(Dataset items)

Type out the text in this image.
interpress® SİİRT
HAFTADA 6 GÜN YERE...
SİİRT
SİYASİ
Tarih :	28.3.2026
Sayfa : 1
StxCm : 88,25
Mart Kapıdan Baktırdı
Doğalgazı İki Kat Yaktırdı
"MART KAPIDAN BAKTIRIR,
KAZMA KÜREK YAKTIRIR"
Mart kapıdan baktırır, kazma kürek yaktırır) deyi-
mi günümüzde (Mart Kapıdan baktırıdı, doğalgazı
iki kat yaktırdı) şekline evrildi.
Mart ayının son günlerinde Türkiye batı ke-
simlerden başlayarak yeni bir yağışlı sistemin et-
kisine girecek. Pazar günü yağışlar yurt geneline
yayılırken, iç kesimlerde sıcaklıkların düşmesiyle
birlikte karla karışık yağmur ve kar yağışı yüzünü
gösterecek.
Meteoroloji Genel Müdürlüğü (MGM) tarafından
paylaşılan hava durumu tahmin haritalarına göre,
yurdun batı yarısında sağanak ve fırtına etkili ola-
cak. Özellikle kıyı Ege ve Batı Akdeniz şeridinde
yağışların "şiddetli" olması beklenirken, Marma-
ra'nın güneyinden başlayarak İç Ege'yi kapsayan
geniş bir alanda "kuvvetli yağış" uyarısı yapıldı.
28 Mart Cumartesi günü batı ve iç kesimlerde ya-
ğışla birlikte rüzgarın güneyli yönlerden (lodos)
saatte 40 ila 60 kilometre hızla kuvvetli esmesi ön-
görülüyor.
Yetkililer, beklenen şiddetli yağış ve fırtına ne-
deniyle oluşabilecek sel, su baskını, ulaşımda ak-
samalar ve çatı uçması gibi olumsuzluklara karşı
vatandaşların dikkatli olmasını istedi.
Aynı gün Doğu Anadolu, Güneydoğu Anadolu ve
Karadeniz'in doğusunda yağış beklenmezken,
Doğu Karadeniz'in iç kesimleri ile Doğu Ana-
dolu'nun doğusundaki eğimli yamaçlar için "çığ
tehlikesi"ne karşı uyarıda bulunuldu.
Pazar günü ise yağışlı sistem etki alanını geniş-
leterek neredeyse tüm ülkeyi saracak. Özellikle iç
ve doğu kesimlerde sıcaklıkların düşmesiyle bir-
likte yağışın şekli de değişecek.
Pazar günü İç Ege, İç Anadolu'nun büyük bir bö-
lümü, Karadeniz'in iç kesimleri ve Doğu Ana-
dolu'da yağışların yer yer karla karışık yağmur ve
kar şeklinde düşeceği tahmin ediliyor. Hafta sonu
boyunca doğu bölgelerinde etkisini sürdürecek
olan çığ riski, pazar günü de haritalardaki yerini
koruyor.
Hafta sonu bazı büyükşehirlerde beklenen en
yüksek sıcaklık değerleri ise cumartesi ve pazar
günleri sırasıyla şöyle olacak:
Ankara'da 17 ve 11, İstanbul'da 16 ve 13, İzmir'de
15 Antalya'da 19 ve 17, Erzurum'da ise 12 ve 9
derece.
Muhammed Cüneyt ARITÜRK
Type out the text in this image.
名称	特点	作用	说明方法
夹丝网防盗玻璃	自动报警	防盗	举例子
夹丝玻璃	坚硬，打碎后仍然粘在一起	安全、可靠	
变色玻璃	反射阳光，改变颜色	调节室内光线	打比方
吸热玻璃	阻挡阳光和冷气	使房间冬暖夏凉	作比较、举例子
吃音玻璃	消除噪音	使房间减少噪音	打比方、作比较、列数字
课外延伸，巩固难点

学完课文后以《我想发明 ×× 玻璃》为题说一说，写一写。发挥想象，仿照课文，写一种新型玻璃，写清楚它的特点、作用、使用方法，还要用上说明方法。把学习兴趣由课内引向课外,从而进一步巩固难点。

## Exercise prompt
Give only the count of lines in the data that include the string "birlikte".

## Result for this task
2